What the task asks: Find and copy every line in the records that includes the string "properties".

Supplied material:
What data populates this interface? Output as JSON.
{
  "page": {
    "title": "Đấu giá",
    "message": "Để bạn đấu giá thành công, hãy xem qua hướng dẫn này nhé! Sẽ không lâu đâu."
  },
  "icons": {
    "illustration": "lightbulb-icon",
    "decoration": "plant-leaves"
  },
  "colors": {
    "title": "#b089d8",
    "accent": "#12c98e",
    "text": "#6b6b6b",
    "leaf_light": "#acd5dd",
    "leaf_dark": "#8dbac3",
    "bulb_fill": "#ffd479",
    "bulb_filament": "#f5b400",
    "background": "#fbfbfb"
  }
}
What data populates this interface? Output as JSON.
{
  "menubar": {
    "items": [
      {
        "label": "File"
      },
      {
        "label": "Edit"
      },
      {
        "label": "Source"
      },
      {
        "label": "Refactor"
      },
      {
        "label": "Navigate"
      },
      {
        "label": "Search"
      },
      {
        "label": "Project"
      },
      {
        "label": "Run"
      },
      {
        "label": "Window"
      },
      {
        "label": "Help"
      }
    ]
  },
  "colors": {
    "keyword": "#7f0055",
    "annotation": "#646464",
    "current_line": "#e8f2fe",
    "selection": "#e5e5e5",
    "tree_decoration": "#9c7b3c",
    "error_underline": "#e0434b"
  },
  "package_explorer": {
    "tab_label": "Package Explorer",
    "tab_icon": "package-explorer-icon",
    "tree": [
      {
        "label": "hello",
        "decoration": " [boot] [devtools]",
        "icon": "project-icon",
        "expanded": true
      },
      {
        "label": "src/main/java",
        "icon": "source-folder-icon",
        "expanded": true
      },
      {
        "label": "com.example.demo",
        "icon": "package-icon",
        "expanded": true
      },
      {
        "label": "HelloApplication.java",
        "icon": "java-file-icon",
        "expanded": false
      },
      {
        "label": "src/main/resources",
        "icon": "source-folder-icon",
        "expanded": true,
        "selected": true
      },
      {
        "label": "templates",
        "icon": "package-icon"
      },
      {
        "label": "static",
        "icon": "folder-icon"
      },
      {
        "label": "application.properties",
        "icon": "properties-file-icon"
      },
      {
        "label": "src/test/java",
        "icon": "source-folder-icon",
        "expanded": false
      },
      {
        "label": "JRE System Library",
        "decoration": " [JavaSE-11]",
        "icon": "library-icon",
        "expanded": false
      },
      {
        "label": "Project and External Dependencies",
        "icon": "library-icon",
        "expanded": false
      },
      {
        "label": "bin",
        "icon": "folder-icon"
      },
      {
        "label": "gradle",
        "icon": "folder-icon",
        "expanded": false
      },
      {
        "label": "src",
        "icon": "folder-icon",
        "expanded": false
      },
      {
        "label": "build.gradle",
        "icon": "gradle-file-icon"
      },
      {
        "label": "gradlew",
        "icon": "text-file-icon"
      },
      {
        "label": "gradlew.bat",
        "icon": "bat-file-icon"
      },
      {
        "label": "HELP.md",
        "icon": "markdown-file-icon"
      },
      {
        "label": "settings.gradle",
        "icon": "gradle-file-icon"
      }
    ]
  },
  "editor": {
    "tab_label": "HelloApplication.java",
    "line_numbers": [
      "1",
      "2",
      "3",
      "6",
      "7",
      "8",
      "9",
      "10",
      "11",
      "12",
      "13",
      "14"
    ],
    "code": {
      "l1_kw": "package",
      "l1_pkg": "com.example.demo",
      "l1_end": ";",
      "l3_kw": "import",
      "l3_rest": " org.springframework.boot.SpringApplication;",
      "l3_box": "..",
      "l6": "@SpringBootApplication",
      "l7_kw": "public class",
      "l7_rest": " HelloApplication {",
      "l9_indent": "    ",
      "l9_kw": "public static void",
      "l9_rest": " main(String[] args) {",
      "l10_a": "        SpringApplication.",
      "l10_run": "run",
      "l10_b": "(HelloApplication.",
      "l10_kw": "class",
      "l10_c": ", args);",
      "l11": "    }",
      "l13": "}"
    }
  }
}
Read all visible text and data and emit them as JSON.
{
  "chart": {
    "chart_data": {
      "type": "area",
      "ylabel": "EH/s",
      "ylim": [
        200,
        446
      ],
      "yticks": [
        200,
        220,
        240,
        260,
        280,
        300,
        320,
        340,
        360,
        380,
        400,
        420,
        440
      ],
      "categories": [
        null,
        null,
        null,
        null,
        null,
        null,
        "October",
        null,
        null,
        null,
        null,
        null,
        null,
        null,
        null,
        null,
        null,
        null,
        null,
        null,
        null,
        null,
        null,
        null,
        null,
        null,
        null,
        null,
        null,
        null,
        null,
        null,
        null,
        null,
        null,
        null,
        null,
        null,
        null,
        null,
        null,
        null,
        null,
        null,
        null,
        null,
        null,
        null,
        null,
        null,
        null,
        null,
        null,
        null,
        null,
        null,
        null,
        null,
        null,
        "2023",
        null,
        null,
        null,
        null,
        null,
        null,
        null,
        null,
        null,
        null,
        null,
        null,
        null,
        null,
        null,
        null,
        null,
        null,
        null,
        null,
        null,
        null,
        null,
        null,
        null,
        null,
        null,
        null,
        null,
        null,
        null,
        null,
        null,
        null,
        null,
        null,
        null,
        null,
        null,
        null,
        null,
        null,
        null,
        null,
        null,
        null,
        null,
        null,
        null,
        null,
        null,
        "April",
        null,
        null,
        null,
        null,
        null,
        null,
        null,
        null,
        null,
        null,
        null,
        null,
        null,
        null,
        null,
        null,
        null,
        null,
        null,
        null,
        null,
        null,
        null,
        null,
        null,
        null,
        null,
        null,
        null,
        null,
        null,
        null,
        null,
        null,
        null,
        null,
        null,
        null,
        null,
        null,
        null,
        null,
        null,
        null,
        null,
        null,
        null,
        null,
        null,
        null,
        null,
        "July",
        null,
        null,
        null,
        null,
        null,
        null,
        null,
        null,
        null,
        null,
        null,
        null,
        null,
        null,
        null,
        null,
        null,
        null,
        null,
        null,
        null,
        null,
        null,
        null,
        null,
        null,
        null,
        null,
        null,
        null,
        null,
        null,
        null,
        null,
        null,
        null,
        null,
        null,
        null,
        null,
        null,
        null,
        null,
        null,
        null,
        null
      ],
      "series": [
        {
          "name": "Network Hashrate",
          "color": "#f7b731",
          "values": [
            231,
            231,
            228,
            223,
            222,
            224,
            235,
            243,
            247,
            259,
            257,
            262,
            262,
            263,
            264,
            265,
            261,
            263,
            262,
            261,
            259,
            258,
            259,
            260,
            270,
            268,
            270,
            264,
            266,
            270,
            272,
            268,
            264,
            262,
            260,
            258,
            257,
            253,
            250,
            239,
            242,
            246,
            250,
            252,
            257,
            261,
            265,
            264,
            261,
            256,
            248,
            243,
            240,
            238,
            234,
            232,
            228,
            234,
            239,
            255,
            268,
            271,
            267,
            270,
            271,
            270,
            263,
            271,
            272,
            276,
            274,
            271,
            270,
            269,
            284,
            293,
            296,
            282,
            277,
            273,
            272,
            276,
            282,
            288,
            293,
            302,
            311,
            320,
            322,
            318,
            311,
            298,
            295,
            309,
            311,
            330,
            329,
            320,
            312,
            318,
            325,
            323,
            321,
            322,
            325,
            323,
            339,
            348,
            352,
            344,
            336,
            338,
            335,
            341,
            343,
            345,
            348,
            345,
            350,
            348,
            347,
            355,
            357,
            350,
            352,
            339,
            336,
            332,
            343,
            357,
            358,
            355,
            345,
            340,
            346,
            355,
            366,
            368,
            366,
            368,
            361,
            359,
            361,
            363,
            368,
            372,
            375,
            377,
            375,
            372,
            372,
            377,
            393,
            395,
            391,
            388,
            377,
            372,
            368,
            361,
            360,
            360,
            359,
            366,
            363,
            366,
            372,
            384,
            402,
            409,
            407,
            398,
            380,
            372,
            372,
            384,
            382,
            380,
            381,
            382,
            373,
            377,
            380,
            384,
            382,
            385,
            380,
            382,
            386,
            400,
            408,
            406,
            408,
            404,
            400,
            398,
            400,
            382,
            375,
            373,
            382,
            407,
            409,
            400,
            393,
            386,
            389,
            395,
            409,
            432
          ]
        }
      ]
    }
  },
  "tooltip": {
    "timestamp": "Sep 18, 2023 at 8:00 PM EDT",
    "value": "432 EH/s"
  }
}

Written solution:
        "label": "application.properties",
        "icon": "properties-file-icon"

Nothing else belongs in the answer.